-- Excerpted data --

|---|

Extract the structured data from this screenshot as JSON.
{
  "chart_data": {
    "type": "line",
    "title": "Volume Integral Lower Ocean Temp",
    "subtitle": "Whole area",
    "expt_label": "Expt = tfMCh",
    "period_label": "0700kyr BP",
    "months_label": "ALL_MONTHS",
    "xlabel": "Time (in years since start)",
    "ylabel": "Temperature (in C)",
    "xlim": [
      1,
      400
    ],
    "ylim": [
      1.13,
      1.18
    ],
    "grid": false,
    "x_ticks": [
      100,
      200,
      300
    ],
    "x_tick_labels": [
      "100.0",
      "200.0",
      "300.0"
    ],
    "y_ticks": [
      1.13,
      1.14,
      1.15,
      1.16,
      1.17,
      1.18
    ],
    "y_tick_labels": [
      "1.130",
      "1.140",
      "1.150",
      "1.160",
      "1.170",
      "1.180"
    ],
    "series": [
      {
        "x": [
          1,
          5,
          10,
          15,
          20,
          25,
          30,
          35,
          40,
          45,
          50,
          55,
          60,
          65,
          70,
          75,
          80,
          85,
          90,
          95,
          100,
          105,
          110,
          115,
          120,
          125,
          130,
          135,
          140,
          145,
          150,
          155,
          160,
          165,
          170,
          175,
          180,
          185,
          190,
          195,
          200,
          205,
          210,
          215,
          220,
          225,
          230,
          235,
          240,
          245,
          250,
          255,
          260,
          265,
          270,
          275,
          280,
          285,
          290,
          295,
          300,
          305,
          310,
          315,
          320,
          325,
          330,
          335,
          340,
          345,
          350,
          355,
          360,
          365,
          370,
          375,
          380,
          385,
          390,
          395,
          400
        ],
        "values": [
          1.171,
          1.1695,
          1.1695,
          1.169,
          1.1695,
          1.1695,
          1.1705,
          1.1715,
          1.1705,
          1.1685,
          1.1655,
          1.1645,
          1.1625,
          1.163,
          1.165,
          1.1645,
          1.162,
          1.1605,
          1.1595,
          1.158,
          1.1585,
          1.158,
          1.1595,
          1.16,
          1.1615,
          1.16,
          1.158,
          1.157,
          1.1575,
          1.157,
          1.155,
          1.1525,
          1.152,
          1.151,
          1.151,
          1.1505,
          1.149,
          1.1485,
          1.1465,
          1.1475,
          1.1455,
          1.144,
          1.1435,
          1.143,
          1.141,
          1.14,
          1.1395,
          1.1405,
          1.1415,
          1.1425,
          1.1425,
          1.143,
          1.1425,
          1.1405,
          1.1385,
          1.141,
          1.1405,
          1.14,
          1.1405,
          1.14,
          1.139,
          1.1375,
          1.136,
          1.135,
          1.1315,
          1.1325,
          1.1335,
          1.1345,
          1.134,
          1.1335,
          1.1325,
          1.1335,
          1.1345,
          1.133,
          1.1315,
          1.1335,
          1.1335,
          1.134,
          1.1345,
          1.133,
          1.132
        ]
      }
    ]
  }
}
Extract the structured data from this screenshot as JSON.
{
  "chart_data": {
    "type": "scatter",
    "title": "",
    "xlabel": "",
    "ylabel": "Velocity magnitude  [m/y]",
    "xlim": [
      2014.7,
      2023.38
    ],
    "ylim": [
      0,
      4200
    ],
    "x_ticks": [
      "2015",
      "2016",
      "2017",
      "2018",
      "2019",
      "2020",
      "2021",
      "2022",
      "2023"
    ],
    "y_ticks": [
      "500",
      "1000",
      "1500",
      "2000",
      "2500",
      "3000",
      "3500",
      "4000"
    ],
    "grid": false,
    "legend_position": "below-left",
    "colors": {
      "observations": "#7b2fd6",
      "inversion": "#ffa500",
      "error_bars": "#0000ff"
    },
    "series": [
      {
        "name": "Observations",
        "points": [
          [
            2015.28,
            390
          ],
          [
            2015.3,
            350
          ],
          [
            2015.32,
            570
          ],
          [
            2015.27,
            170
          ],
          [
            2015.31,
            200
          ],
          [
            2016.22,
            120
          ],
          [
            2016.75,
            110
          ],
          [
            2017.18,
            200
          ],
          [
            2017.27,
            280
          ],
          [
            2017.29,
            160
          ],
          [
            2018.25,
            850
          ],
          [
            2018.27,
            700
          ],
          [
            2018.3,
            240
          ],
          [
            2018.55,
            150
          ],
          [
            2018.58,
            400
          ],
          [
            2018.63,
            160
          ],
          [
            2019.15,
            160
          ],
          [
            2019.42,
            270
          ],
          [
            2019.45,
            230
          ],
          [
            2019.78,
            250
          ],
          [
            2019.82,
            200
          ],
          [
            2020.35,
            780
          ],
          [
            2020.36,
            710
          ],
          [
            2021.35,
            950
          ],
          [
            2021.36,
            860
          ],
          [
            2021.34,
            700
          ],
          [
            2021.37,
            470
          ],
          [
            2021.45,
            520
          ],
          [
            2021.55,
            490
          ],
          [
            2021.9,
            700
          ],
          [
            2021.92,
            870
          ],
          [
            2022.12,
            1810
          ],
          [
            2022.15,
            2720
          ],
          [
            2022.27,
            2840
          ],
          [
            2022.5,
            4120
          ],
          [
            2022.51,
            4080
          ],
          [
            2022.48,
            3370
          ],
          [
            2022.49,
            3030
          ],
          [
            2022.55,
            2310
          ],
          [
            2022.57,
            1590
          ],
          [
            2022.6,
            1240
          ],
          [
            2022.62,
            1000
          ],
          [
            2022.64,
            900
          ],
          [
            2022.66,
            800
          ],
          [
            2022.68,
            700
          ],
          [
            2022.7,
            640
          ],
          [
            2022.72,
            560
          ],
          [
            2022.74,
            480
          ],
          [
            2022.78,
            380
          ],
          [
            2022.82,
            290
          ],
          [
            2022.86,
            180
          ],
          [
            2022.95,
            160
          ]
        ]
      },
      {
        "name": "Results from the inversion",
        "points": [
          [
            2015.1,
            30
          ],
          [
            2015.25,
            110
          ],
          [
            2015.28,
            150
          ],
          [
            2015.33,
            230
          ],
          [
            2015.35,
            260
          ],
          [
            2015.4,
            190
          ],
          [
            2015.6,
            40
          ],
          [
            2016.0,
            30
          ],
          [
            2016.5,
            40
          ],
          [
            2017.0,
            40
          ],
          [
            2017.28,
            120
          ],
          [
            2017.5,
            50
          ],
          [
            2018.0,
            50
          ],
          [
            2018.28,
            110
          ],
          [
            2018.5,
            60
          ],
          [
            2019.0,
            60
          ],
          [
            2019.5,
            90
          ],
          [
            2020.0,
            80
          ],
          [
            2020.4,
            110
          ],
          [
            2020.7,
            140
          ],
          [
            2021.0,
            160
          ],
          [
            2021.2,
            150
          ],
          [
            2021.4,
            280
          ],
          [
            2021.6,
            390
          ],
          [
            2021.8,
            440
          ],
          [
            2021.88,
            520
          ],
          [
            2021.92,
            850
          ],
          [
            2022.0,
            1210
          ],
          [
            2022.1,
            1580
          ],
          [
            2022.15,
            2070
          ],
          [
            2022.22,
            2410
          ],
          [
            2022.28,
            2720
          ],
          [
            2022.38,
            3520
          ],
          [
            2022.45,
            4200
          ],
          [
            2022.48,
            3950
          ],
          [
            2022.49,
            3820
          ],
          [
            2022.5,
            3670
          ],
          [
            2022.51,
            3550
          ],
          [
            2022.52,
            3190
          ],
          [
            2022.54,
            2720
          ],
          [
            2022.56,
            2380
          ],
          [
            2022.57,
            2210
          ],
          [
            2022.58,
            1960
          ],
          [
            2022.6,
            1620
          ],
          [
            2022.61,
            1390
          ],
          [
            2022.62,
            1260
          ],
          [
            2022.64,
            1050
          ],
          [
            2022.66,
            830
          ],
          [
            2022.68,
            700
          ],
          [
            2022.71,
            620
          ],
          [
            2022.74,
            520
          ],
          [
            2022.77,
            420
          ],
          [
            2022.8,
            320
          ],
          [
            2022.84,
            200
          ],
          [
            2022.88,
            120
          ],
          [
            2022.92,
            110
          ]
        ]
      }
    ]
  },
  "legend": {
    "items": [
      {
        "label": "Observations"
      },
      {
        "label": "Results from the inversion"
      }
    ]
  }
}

|---|

-- Direction --
Exactly how many lines contain "xlabel"? State the number and nothing else.

-- Task answer --
2